- [THE REQUEST] Only lines holding the word "Cornelis" should be copied from the material.

- [DATA TO USE]
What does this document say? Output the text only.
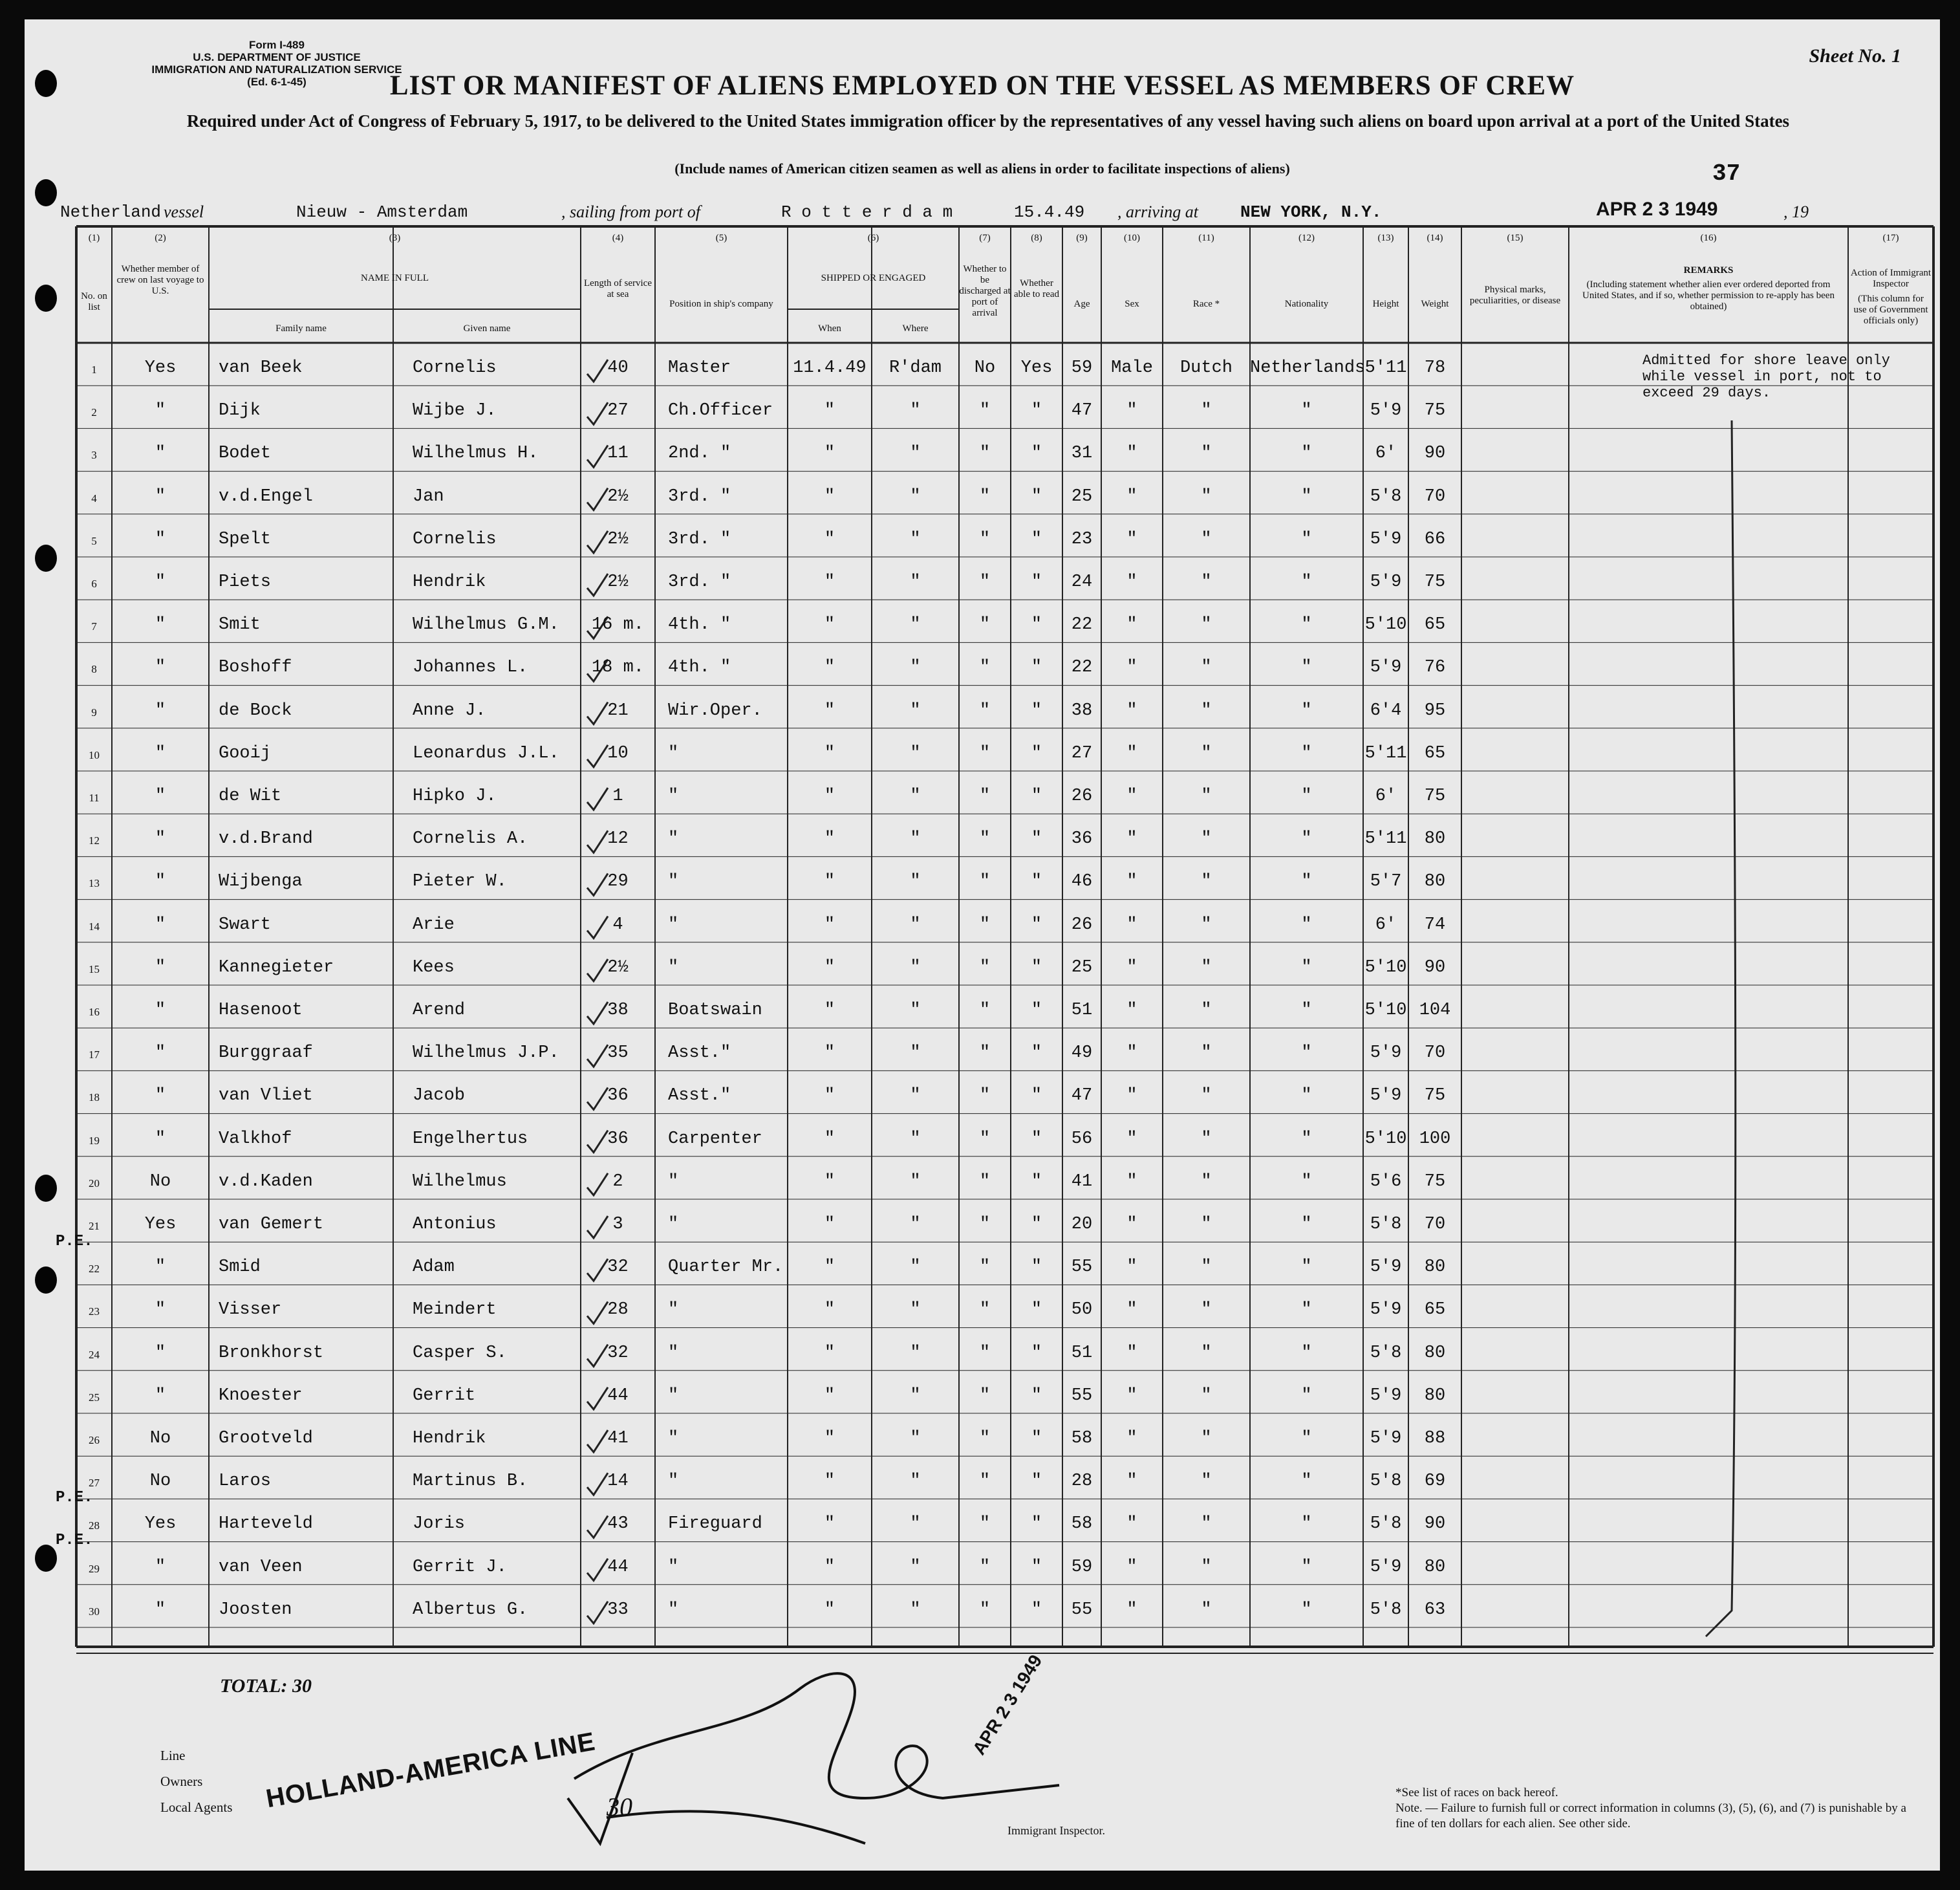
Form I-489
U.S. DEPARTMENT OF JUSTICE
IMMIGRATION AND NATURALIZATION SERVICE
(Ed. 6-1-45)
Sheet No. 1
LIST OR MANIFEST OF ALIENS EMPLOYED ON THE VESSEL AS MEMBERS OF CREW
Required under Act of Congress of February 5, 1917, to be delivered to the United States immigration officer by the representatives of any vessel having such aliens on board upon arrival at a port of the United States
(Include names of American citizen seamen as well as aliens in order to facilitate inspections of aliens)	37
Netherland vessel	Nieuw - Amsterdam	, sailing from port of	R o t t e r d a m	15.4.49 , arriving at	NEW YORK, N.Y.	APR 2 3 1949	, 19
(1)	(2)	(3)	(4)	(5)	(6)	(7)	(8)	(9)	(10)	(11)	(12)	(13)	(14)	(15)	(16)	(17)
No. on list
Whether member of crew on last voyage to U.S.
NAME IN FULL
Family name	Given name
Length of service at sea
Position in ship's company
SHIPPED OR ENGAGED
When	Where
Whether to be discharged at port of arrival
Whether able to read
Age	Sex	Race *	Nationality	Height	Weight
Physical marks, peculiarities, or disease
REMARKS
(Including statement whether alien ever ordered deported from United States, and if so, whether permission to re-apply has been obtained)
Action of Immigrant Inspector
(This column for use of Government officials only)
1	Yes	van Beek	Cornelis	40	Master	11.4.49	R'dam	No	Yes	59	Male	Dutch	Netherlands 5'11	78
2	"	Dijk	Wijbe J.	27	Ch.Officer	"	"	"	"	47	"	"	"	5'9	75
3	"	Bodet	Wilhelmus H.	11	2nd. "	"	"	"	"	31	"	"	"	6'	90
4	"	v.d.Engel	Jan	2½	3rd. "	"	"	"	"	25	"	"	"	5'8	70
5	"	Spelt	Cornelis	2½	3rd. "	"	"	"	"	23	"	"	"	5'9	66
6	"	Piets	Hendrik	2½	3rd. "	"	"	"	"	24	"	"	"	5'9	75
7	"	Smit	Wilhelmus G.M.	16 m.	4th. "	"	"	"	"	22	"	"	"	5'10	65
8	"	Boshoff	Johannes L.	18 m.	4th. "	"	"	"	"	22	"	"	"	5'9	76
9	"	de Bock	Anne J.	21	Wir.Oper.	"	"	"	"	38	"	"	"	6'4	95
10	"	Gooij	Leonardus J.L.	10	"	"	"	"	"	27	"	"	"	5'11	65
11	"	de Wit	Hipko J.	1	"	"	"	"	"	26	"	"	"	6'	75
12	"	v.d.Brand	Cornelis A.	12	"	"	"	"	"	36	"	"	"	5'11	80
13	"	Wijbenga	Pieter W.	29	"	"	"	"	"	46	"	"	"	5'7	80
14	"	Swart	Arie	4	"	"	"	"	"	26	"	"	"	6'	74
15	"	Kannegieter	Kees	2½	"	"	"	"	"	25	"	"	"	5'10	90
16	"	Hasenoot	Arend	38	Boatswain	"	"	"	"	51	"	"	"	5'10 104
17	"	Burggraaf	Wilhelmus J.P.	35	Asst."	"	"	"	"	49	"	"	"	5'9	70
18	"	van Vliet	Jacob	36	Asst."	"	"	"	"	47	"	"	"	5'9	75
19	"	Valkhof	Engelhertus	36	Carpenter	"	"	"	"	56	"	"	"	5'10 100
20	No	v.d.Kaden	Wilhelmus	2	"	"	"	"	"	41	"	"	"	5'6	75
21	Yes	van Gemert	Antonius	3	"	"	"	"	"	20	"	"	"	5'8	70
22	"	Smid	Adam	32	Quarter Mr.	"	"	"	"	55	"	"	"	5'9	80
23	"	Visser	Meindert	28	"	"	"	"	"	50	"	"	"	5'9	65
24	"	Bronkhorst	Casper S.	32	"	"	"	"	"	51	"	"	"	5'8	80
25	"	Knoester	Gerrit	44	"	"	"	"	"	55	"	"	"	5'9	80
26	No	Grootveld	Hendrik	41	"	"	"	"	"	58	"	"	"	5'9	88
27	No	Laros	Martinus B.	14	"	"	"	"	"	28	"	"	"	5'8	69
28	Yes	Harteveld	Joris	43	Fireguard	"	"	"	"	58	"	"	"	5'8	90
29	"	van Veen	Gerrit J.	44	"	"	"	"	"	59	"	"	"	5'9	80
30	"	Joosten	Albertus G.	33	"	"	"	"	"	55	"	"	"	5'8	63
Admitted for shore leave only while vessel in port, not to exceed 29 days.
P.E.
P.E.
P.E.
TOTAL: 30
Line
Owners
Local Agents HOLLAND-AMERICA LINE 30
APR 2 3 1949
Immigrant Inspector.
*See list of races on back hereof.
Note. — Failure to furnish full or correct information in columns (3), (5), (6), and (7) is punishable by a fine of ten dollars for each alien. See other side.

- [RESPONSE TO THIS TASK]
1	Yes	van Beek	Cornelis	40	Master	11.4.49	R'dam	No	Yes	59	Male	Dutch	Netherlands 5'11	78
5	"	Spelt	Cornelis	2½	3rd. "	"	"	"	"	23	"	"	"	5'9	66
12	"	v.d.Brand	Cornelis A.	12	"	"	"	"	"	36	"	"	"	5'11	80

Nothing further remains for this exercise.